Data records
______

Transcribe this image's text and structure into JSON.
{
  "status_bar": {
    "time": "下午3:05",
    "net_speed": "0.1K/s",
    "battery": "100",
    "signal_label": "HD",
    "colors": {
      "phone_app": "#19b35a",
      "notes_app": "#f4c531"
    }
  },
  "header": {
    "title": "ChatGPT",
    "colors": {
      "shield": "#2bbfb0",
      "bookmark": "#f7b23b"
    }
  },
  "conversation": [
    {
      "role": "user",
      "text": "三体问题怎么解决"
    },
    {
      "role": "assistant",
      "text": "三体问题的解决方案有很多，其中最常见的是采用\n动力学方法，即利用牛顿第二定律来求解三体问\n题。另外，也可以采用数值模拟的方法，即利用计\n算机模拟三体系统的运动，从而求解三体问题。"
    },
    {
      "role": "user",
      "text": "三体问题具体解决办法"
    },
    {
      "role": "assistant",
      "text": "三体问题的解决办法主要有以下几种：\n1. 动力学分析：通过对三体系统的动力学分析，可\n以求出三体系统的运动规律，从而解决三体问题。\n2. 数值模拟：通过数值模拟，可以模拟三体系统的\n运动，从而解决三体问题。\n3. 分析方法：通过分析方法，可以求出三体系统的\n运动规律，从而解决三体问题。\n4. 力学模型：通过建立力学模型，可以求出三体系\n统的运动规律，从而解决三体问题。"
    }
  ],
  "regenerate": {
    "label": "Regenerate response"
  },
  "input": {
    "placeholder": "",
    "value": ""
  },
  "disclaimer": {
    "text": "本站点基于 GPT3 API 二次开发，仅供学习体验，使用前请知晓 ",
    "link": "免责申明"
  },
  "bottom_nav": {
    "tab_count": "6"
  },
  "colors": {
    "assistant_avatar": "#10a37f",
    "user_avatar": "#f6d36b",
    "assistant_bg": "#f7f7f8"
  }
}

______

Requirements: Return every line exactly.

Full answer:
Transcribe this image's text and structure into JSON.
{
  "status_bar": {
    "time": "下午3:05",
    "net_speed": "0.1K/s",
    "battery": "100",
    "signal_label": "HD",
    "colors": {
      "phone_app": "#19b35a",
      "notes_app": "#f4c531"
    }
  },
  "header": {
    "title": "ChatGPT",
    "colors": {
      "shield": "#2bbfb0",
      "bookmark": "#f7b23b"
    }
  },
  "conversation": [
    {
      "role": "user",
      "text": "三体问题怎么解决"
    },
    {
      "role": "assistant",
      "text": "三体问题的解决方案有很多，其中最常见的是采用\n动力学方法，即利用牛顿第二定律来求解三体问\n题。另外，也可以采用数值模拟的方法，即利用计\n算机模拟三体系统的运动，从而求解三体问题。"
    },
    {
      "role": "user",
      "text": "三体问题具体解决办法"
    },
    {
      "role": "assistant",
      "text": "三体问题的解决办法主要有以下几种：\n1. 动力学分析：通过对三体系统的动力学分析，可\n以求出三体系统的运动规律，从而解决三体问题。\n2. 数值模拟：通过数值模拟，可以模拟三体系统的\n运动，从而解决三体问题。\n3. 分析方法：通过分析方法，可以求出三体系统的\n运动规律，从而解决三体问题。\n4. 力学模型：通过建立力学模型，可以求出三体系\n统的运动规律，从而解决三体问题。"
    }
  ],
  "regenerate": {
    "label": "Regenerate response"
  },
  "input": {
    "placeholder": "",
    "value": ""
  },
  "disclaimer": {
    "text": "本站点基于 GPT3 API 二次开发，仅供学习体验，使用前请知晓 ",
    "link": "免责申明"
  },
  "bottom_nav": {
    "tab_count": "6"
  },
  "colors": {
    "assistant_avatar": "#10a37f",
    "user_avatar": "#f6d36b",
    "assistant_bg": "#f7f7f8"
  }
}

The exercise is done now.